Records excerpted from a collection
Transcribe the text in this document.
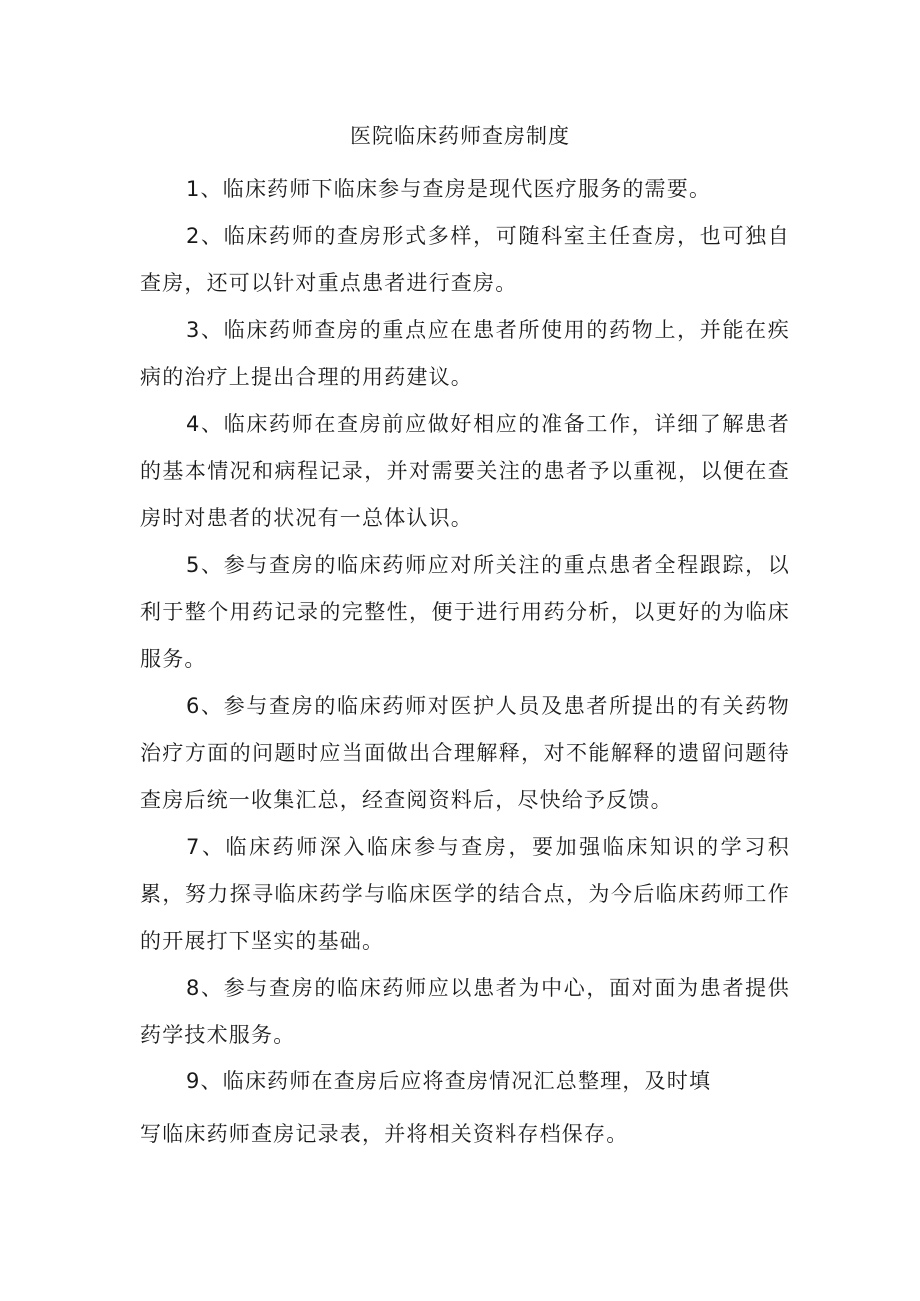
医院临床药师查房制度

1、临床药师下临床参与查房是现代医疗服务的需要。

2、临床药师的查房形式多样，可随科室主任查房，也可独自查房，还可以针对重点患者进行查房。

3、临床药师查房的重点应在患者所使用的药物上，并能在疾病的治疗上提出合理的用药建议。

4、临床药师在查房前应做好相应的准备工作，详细了解患者的基本情况和病程记录，并对需要关注的患者予以重视，以便在查房时对患者的状况有一总体认识。

5、参与查房的临床药师应对所关注的重点患者全程跟踪，以利于整个用药记录的完整性，便于进行用药分析，以更好的为临床服务。

6、参与查房的临床药师对医护人员及患者所提出的有关药物治疗方面的问题时应当面做出合理解释，对不能解释的遗留问题待查房后统一收集汇总，经查阅资料后，尽快给予反馈。

7、临床药师深入临床参与查房，要加强临床知识的学习积累，努力探寻临床药学与临床医学的结合点，为今后临床药师工作的开展打下坚实的基础。

8、参与查房的临床药师应以患者为中心，面对面为患者提供药学技术服务。

9、临床药师在查房后应将查房情况汇总整理，及时填

写临床药师查房记录表，并将相关资料存档保存。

### Goal
Print the complete listing exactly as it stands, without its pictures.

### Response
Transcribe the text in this document.
医院临床药师查房制度

1、临床药师下临床参与查房是现代医疗服务的需要。

2、临床药师的查房形式多样，可随科室主任查房，也可独自查房，还可以针对重点患者进行查房。

3、临床药师查房的重点应在患者所使用的药物上，并能在疾病的治疗上提出合理的用药建议。

4、临床药师在查房前应做好相应的准备工作，详细了解患者的基本情况和病程记录，并对需要关注的患者予以重视，以便在查房时对患者的状况有一总体认识。

5、参与查房的临床药师应对所关注的重点患者全程跟踪，以利于整个用药记录的完整性，便于进行用药分析，以更好的为临床服务。

6、参与查房的临床药师对医护人员及患者所提出的有关药物治疗方面的问题时应当面做出合理解释，对不能解释的遗留问题待查房后统一收集汇总，经查阅资料后，尽快给予反馈。

7、临床药师深入临床参与查房，要加强临床知识的学习积累，努力探寻临床药学与临床医学的结合点，为今后临床药师工作的开展打下坚实的基础。

8、参与查房的临床药师应以患者为中心，面对面为患者提供药学技术服务。

9、临床药师在查房后应将查房情况汇总整理，及时填

写临床药师查房记录表，并将相关资料存档保存。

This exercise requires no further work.